__AIM OF THE EXERCISE__
Copy out the data below as written; omit any images.

Structured figure records:
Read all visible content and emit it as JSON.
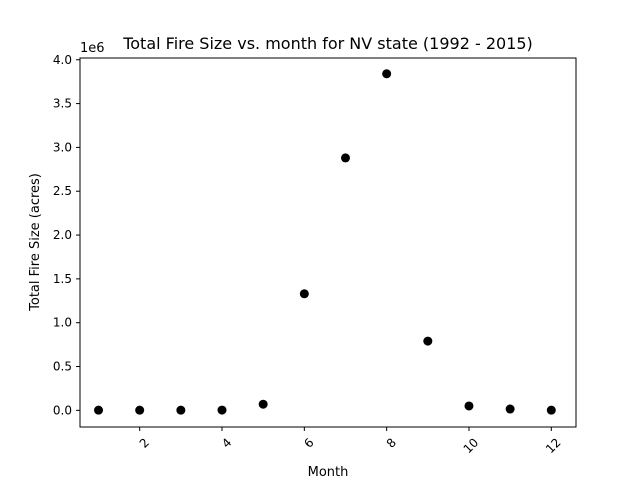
{
  "chart_data": {
    "type": "scatter",
    "title": "Total Fire Size vs. month for NV state (1992 - 2015)",
    "xlabel": "Month",
    "ylabel": "Total Fire Size (acres)",
    "y_offset_label": "1e6",
    "xlim": [
      0.55,
      12.6
    ],
    "ylim": [
      -0.19,
      4.02
    ],
    "x_ticks": [
      2,
      4,
      6,
      8,
      10,
      12
    ],
    "x_tick_labels": [
      "2",
      "4",
      "6",
      "8",
      "10",
      "12"
    ],
    "x_tick_rotation": 45,
    "y_ticks": [
      0.0,
      0.5,
      1.0,
      1.5,
      2.0,
      2.5,
      3.0,
      3.5,
      4.0
    ],
    "y_tick_labels": [
      "0.0",
      "0.5",
      "1.0",
      "1.5",
      "2.0",
      "2.5",
      "3.0",
      "3.5",
      "4.0"
    ],
    "grid": false,
    "marker_color": "#000000",
    "series": [
      {
        "x": [
          1,
          2,
          3,
          4,
          5,
          6,
          7,
          8,
          9,
          10,
          11,
          12
        ],
        "y": [
          0.002,
          0.002,
          0.002,
          0.003,
          0.07,
          1.33,
          2.88,
          3.84,
          0.79,
          0.05,
          0.015,
          0.002
        ]
      }
    ]
  }
}
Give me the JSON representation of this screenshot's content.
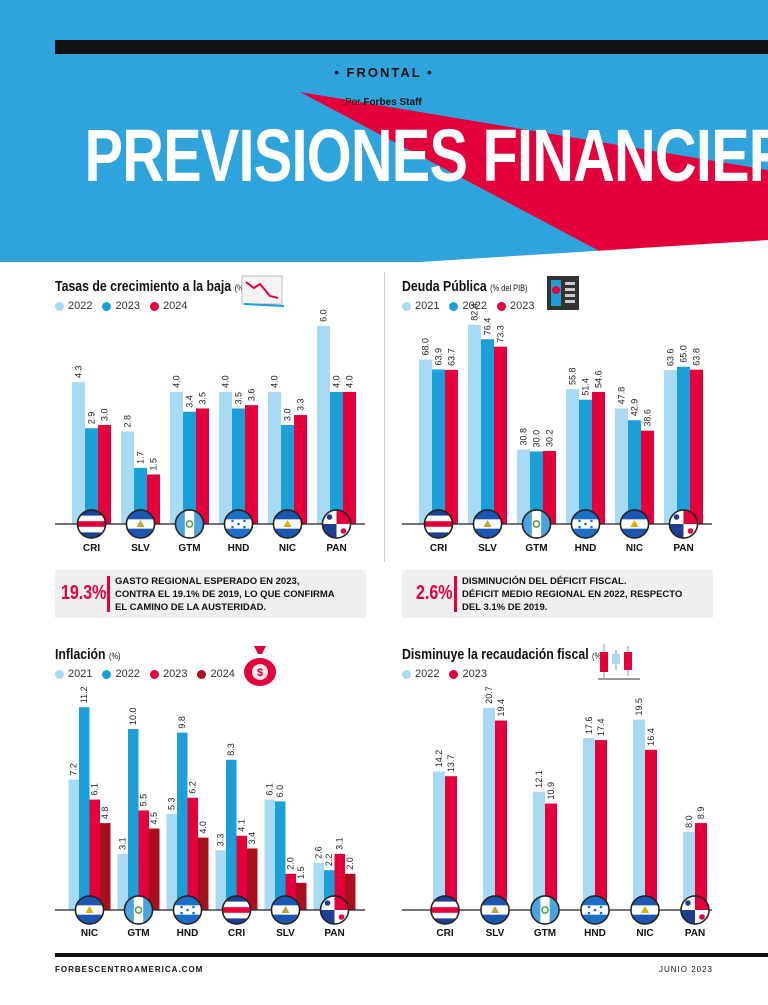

__COMPLETED TASK__
Read all visible content and emit it as JSON.
{
  "chart_data": {
    "type": "scatter",
    "title": "Total Fire Size vs. month for NV state (1992 - 2015)",
    "xlabel": "Month",
    "ylabel": "Total Fire Size (acres)",
    "y_offset_label": "1e6",
    "xlim": [
      0.55,
      12.6
    ],
    "ylim": [
      -0.19,
      4.02
    ],
    "x_ticks": [
      2,
      4,
      6,
      8,
      10,
      12
    ],
    "x_tick_labels": [
      "2",
      "4",
      "6",
      "8",
      "10",
      "12"
    ],
    "x_tick_rotation": 45,
    "y_ticks": [
      0.0,
      0.5,
      1.0,
      1.5,
      2.0,
      2.5,
      3.0,
      3.5,
      4.0
    ],
    "y_tick_labels": [
      "0.0",
      "0.5",
      "1.0",
      "1.5",
      "2.0",
      "2.5",
      "3.0",
      "3.5",
      "4.0"
    ],
    "grid": false,
    "marker_color": "#000000",
    "series": [
      {
        "x": [
          1,
          2,
          3,
          4,
          5,
          6,
          7,
          8,
          9,
          10,
          11,
          12
        ],
        "y": [
          0.002,
          0.002,
          0.002,
          0.003,
          0.07,
          1.33,
          2.88,
          3.84,
          0.79,
          0.05,
          0.015,
          0.002
        ]
      }
    ]
  }
}
Give me the JSON representation of this screenshot's content.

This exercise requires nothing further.